Given instruction A
In the article on the Gujarat Lokayukta verdict, which two justices made up the Supreme Court bench?

_ _ _ _ _ _ _

The Supreme Court’s verdict upholding the appointment of Justice (Retd) RA Mehta’s appointment as Gujarat Lokayukta is a setback to Narendra Modi. The order comes less than a week after he took over as Chief Minister for the fourth time, after a thumping victory at the polls.
Though the legal battle was fought in the Supreme Court, the issue had gained a larger political dimension as underlying it all was the long-standing fight between Governor Kamla Beniwal and Modi. If Congress and civil rights activists went into an instant celebration mode, BJP leaders chose to stay mum. The leadership is yet to take a view on the matter - officially, that is.
The BJP is unhappy with the judgment and its leaders are privately raising several question-marks about the implications it may have for federalism. But the party will take its time to respond and may consider seeking a larger bench to review the verdict. In the meanwhile, since a clear direction has been given by the bench of Justice BS Chauhan and FM Ibrahim Kalifulla, the Gujarat government would be bound to issue a notification for the appointment of a Lokayukta.
After the verdict came in the morning, Lokayukta-designate Justice RA Mehta chose not to comment on the issue but said everyone, including the state government, wanted to have a Lokayukta. Congress leaders, ranging from party spokesperson Rashid Alvi, to Information and Broadcasting Minister Manish Tewari and Gujarat Congress chief Arjun Modwadia, took the opportunity to blast Modi and the BJP for “double-speak”. Known civil right activists joined in. They asserted that Gujarat under Modi was a corrupt state. The politics around this verdict is bound to heat up further in the days to come.

_ _ _ _ _ _ _

Given instruction B
Rewrite the rows, starting with the first row and going on through the row with "tree-trunk [1854,402,1862,645]", changing "annotation-box" to "note-box" and leaving everything else as it is.

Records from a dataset
_ _ _ _ _ _ _

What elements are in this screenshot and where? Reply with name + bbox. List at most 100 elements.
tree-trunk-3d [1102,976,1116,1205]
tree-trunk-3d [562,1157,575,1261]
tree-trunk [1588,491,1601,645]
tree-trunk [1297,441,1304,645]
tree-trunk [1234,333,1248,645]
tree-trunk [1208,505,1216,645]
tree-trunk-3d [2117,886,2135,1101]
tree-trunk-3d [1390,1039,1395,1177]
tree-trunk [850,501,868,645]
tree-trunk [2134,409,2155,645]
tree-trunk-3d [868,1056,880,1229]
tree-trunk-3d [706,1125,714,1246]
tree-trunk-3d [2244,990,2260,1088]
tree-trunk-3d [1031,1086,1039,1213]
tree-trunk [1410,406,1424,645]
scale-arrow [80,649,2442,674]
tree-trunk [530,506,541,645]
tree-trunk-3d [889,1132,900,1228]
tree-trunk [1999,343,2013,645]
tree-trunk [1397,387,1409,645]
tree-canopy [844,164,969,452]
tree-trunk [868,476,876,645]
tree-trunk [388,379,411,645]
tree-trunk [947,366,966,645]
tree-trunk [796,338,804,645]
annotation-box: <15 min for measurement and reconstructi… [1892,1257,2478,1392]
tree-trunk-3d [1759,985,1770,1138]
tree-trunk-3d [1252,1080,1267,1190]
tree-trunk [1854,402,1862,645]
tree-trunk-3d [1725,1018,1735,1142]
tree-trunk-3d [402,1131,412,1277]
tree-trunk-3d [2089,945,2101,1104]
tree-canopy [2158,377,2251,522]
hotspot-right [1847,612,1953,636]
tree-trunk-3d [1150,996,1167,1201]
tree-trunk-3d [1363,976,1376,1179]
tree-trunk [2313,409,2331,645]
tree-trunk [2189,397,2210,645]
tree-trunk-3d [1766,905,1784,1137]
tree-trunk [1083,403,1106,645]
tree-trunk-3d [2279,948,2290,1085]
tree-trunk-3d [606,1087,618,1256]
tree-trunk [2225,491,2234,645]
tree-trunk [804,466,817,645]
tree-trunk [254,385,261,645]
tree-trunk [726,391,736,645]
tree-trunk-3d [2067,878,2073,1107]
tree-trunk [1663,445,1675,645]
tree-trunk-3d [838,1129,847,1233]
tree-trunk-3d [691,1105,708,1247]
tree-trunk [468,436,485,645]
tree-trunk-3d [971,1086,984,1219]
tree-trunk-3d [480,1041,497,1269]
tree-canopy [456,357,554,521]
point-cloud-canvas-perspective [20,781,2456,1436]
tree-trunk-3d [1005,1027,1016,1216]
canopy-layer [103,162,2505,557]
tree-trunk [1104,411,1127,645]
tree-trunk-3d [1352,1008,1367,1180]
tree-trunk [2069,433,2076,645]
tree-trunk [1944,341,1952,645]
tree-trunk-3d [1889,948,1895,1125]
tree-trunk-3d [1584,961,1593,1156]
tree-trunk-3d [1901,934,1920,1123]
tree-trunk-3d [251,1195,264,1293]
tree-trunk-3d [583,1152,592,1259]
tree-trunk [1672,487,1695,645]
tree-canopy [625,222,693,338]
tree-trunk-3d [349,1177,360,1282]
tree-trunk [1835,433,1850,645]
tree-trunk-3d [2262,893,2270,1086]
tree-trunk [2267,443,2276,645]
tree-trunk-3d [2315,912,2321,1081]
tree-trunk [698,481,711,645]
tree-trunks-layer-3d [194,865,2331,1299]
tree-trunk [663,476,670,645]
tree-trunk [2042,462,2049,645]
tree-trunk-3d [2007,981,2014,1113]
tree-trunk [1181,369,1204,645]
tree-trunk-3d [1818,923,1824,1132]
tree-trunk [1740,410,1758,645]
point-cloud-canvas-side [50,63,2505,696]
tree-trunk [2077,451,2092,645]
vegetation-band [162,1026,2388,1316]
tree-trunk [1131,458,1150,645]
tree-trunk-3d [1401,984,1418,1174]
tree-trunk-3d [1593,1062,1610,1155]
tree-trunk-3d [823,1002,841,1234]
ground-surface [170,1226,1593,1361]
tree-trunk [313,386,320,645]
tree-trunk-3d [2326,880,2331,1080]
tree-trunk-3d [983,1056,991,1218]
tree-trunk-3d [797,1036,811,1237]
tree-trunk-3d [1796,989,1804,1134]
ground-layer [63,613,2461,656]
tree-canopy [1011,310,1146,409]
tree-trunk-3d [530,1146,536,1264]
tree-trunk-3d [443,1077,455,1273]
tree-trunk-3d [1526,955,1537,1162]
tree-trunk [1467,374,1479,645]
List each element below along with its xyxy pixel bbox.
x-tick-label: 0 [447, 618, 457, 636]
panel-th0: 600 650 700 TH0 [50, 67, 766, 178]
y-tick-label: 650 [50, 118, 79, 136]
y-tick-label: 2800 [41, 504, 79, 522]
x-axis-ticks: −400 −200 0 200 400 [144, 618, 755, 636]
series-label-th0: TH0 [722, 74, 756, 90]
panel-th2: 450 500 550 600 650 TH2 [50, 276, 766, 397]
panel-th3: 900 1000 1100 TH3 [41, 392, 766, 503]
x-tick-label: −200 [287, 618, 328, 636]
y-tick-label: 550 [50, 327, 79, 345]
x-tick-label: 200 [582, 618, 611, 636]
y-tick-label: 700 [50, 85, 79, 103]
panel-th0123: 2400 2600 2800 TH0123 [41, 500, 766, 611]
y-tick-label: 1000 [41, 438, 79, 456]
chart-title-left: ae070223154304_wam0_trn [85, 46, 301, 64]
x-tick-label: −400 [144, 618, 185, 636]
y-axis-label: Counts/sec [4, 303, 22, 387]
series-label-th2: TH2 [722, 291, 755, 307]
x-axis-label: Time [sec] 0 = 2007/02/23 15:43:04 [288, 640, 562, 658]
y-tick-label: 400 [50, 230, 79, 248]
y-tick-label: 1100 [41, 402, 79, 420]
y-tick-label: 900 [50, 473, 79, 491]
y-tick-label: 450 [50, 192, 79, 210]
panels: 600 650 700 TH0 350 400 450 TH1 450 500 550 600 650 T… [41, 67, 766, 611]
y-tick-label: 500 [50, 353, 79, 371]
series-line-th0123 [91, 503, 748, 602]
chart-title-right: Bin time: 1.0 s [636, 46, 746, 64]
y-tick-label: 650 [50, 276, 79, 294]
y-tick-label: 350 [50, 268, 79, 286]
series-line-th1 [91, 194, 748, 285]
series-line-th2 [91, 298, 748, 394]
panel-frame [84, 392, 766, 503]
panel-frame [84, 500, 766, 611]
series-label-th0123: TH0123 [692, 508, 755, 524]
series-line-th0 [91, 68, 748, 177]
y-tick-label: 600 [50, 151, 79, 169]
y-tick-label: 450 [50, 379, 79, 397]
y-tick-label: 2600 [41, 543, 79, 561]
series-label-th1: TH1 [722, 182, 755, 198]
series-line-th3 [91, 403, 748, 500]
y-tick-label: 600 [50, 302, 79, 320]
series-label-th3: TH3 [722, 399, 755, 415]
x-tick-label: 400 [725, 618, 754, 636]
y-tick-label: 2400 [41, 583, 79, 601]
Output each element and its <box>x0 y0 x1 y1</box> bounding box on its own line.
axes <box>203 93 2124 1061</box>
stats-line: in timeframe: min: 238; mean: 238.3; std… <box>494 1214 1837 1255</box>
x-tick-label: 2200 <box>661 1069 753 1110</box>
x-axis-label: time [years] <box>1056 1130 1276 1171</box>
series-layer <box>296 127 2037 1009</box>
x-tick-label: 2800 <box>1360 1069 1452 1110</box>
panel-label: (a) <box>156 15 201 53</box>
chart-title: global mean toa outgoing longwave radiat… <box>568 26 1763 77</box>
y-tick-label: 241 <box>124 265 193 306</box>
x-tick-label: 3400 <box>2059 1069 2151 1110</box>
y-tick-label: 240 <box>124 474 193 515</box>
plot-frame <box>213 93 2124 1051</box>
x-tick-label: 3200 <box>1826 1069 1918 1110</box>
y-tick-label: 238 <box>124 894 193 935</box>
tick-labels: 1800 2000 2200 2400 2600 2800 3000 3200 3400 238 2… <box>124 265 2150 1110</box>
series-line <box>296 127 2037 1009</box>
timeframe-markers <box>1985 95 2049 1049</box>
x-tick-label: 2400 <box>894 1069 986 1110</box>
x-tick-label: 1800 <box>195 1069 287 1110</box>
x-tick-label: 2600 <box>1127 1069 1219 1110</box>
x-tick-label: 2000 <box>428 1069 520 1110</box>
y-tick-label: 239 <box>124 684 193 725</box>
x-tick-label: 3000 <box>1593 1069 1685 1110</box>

_ _ _ _ _ _ _

Exercise result A
Justice BS Chauhan and FM Ibrahim Kalifulla.

Exercise result B
What elements are in this screenshot and where? Reply with name + bbox. List at most 100 elements.
tree-trunk-3d [1102,976,1116,1205]
tree-trunk-3d [562,1157,575,1261]
tree-trunk [1588,491,1601,645]
tree-trunk [1297,441,1304,645]
tree-trunk [1234,333,1248,645]
tree-trunk [1208,505,1216,645]
tree-trunk-3d [2117,886,2135,1101]
tree-trunk-3d [1390,1039,1395,1177]
tree-trunk [850,501,868,645]
tree-trunk [2134,409,2155,645]
tree-trunk-3d [868,1056,880,1229]
tree-trunk-3d [706,1125,714,1246]
tree-trunk-3d [2244,990,2260,1088]
tree-trunk-3d [1031,1086,1039,1213]
tree-trunk [1410,406,1424,645]
scale-arrow [80,649,2442,674]
tree-trunk [530,506,541,645]
tree-trunk-3d [889,1132,900,1228]
tree-trunk [1999,343,2013,645]
tree-trunk [1397,387,1409,645]
tree-canopy [844,164,969,452]
tree-trunk [868,476,876,645]
tree-trunk [388,379,411,645]
tree-trunk [947,366,966,645]
tree-trunk [796,338,804,645]
note-box: <15 min for measurement and reconstructi… [1892,1257,2478,1392]
tree-trunk-3d [1759,985,1770,1138]
tree-trunk-3d [1252,1080,1267,1190]
tree-trunk [1854,402,1862,645]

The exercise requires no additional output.